── Supplied material

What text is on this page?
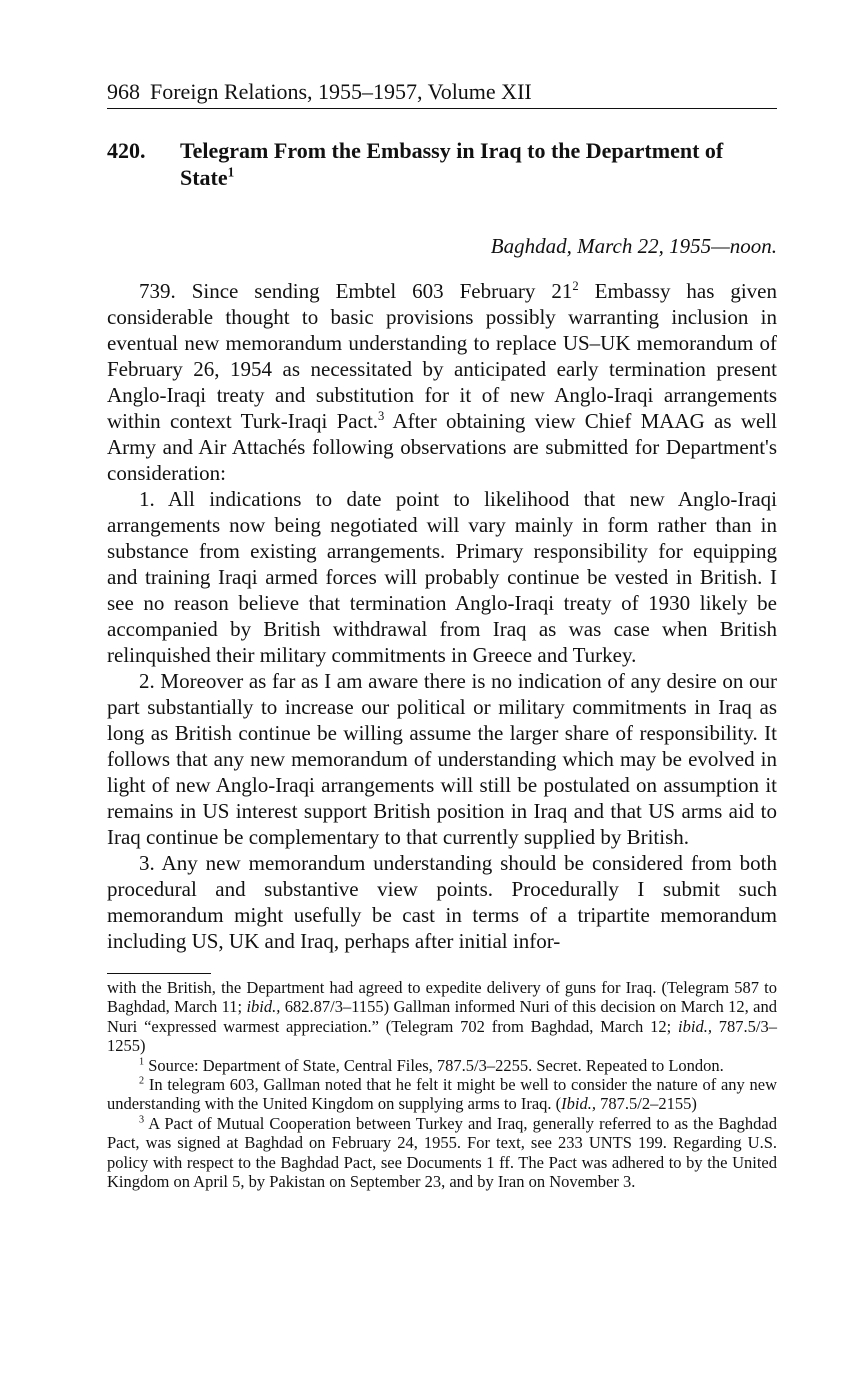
968 Foreign Relations, 1955–1957, Volume XII
420.	Telegram From the Embassy in Iraq to the Department of State$^1$
Baghdad, March 22, 1955—noon.

739. Since sending Embtel 603 February $21^2$ Embassy has given considerable thought to basic provisions possibly warranting inclusion in eventual new memorandum understanding to replace US–UK memorandum of February 26, 1954 as necessitated by anticipated early termination present Anglo-Iraqi treaty and substitution for it of new Anglo-Iraqi arrangements within context Turk-Iraqi Pact.$^3$ After obtaining view Chief MAAG as well Army and Air Attachés following observations are submitted for Department's consideration:

1. All indications to date point to likelihood that new Anglo-Iraqi arrangements now being negotiated will vary mainly in form rather than in substance from existing arrangements. Primary responsibility for equipping and training Iraqi armed forces will probably continue be vested in British. I see no reason believe that termination Anglo-Iraqi treaty of 1930 likely be accompanied by British withdrawal from Iraq as was case when British relinquished their military commitments in Greece and Turkey.

2. Moreover as far as I am aware there is no indication of any desire on our part substantially to increase our political or military commitments in Iraq as long as British continue be willing assume the larger share of responsibility. It follows that any new memorandum of understanding which may be evolved in light of new Anglo-Iraqi arrangements will still be postulated on assumption it remains in US interest support British position in Iraq and that US arms aid to Iraq continue be complementary to that currently supplied by British.

3. Any new memorandum understanding should be considered from both procedural and substantive view points. Procedurally I submit such memorandum might usefully be cast in terms of a tripartite memorandum including US, UK and Iraq, perhaps after initial infor-

with the British, the Department had agreed to expedite delivery of guns for Iraq. (Telegram 587 to Baghdad, March 11; ibid., 682.87/3–1155) Gallman informed Nuri of this decision on March 12, and Nuri “expressed warmest appreciation.” (Telegram 702 from Baghdad, March 12; ibid., 787.5/3–1255)

$^1$ Source: Department of State, Central Files, 787.5/3–2255. Secret. Repeated to London.

$^2$ In telegram 603, Gallman noted that he felt it might be well to consider the nature of any new understanding with the United Kingdom on supplying arms to Iraq. (Ibid., 787.5/2–2155)

$^3$ A Pact of Mutual Cooperation between Turkey and Iraq, generally referred to as the Baghdad Pact, was signed at Baghdad on February 24, 1955. For text, see 233 UNTS 199. Regarding U.S. policy with respect to the Baghdad Pact, see Documents 1 ff. The Pact was adhered to by the United Kingdom on April 5, by Pakistan on September 23, and by Iran on November 3.
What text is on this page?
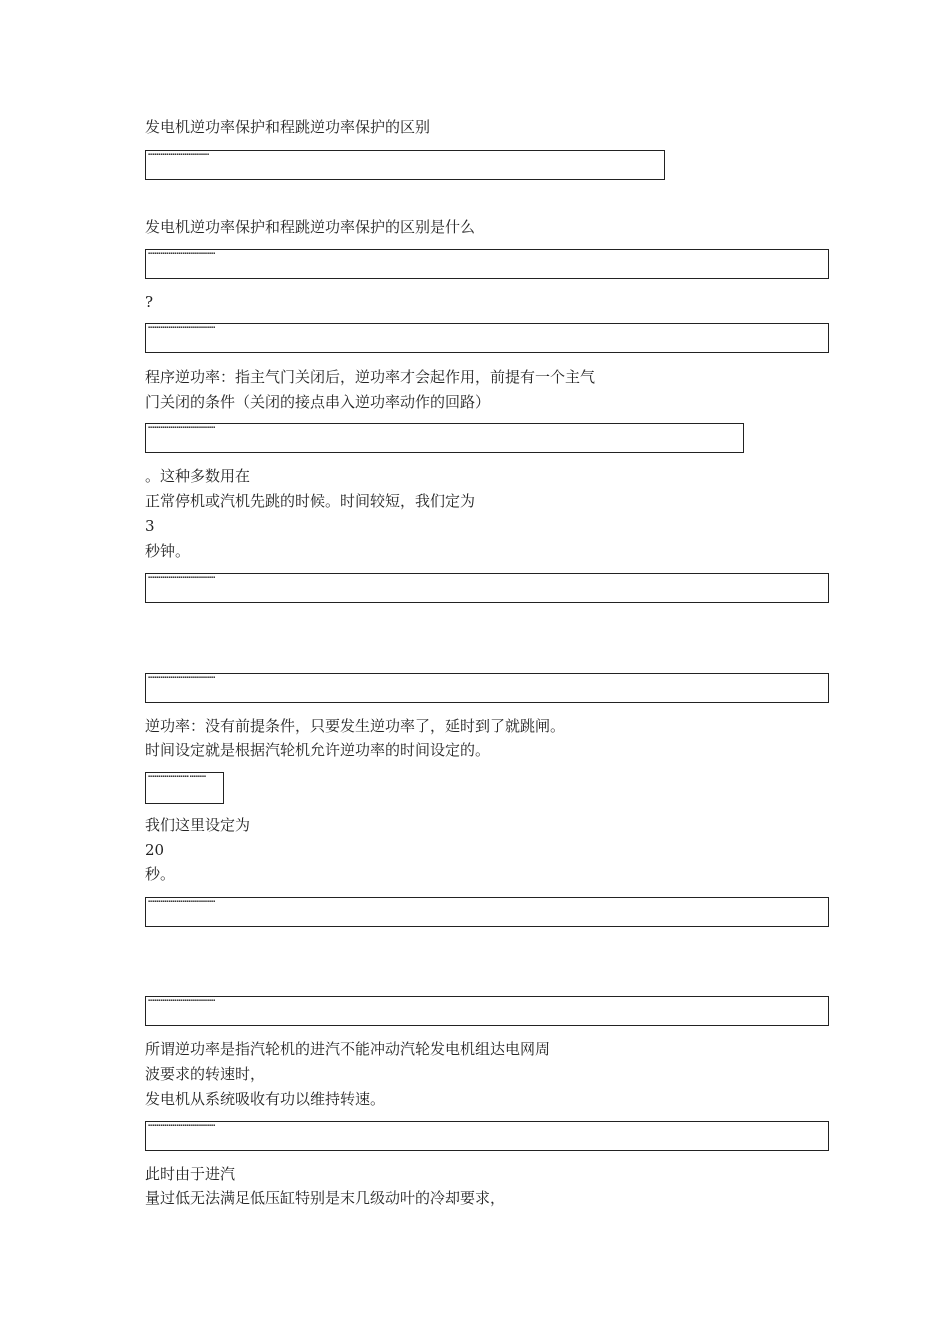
发电机逆功率保护和程跳逆功率保护的区别
▪▪▪▪▪▪▪▪▪▪▪▪▪▪▪▪▪▪▪▪▪▪▪▪▪▪▪▪▪▪
发电机逆功率保护和程跳逆功率保护的区别是什么
▪▪▪▪▪▪▪▪▪▪▪▪▪▪▪▪▪▪▪▪▪▪▪▪▪▪▪▪▪▪▪▪▪
?
▪▪▪▪▪▪▪▪▪▪▪▪▪▪▪▪▪▪▪▪▪▪▪▪▪▪▪▪▪▪▪▪▪
程序逆功率：指主气门关闭后，逆功率才会起作用，前提有一个主气
门关闭的条件（关闭的接点串入逆功率动作的回路）
▪▪▪▪▪▪▪▪▪▪▪▪▪▪▪▪▪▪▪▪▪▪▪▪▪▪▪▪▪▪▪▪▪
。这种多数用在
正常停机或汽机先跳的时候。时间较短，我们定为
3
秒钟。
▪▪▪▪▪▪▪▪▪▪▪▪▪▪▪▪▪▪▪▪▪▪▪▪▪▪▪▪▪▪▪▪▪
▪▪▪▪▪▪▪▪▪▪▪▪▪▪▪▪▪▪▪▪▪▪▪▪▪▪▪▪▪▪▪▪▪
逆功率：没有前提条件，只要发生逆功率了，延时到了就跳闸。
时间设定就是根据汽轮机允许逆功率的时间设定的。
▪▪▪▪▪▪▪▪▪▪▪▪▪▪▪▪▪▪▪▪ ▪▪▪▪▪▪▪▪
我们这里设定为
20
秒。
▪▪▪▪▪▪▪▪▪▪▪▪▪▪▪▪▪▪▪▪▪▪▪▪▪▪▪▪▪▪▪▪▪
▪▪▪▪▪▪▪▪▪▪▪▪▪▪▪▪▪▪▪▪▪▪▪▪▪▪▪▪▪▪▪▪▪
所谓逆功率是指汽轮机的进汽不能冲动汽轮发电机组达电网周
波要求的转速时，
发电机从系统吸收有功以维持转速。
▪▪▪▪▪▪▪▪▪▪▪▪▪▪▪▪▪▪▪▪▪▪▪▪▪▪▪▪▪▪▪▪▪
此时由于进汽
量过低无法满足低压缸特别是末几级动叶的冷却要求，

────

**Goal**
Copy out every line holding the string "State".

**Finished answer**
420.	Telegram From the Embassy in Iraq to the Department of State$^1$
$^1$ Source: Department of State, Central Files, 787.5/3–2255. Secret. Repeated to London.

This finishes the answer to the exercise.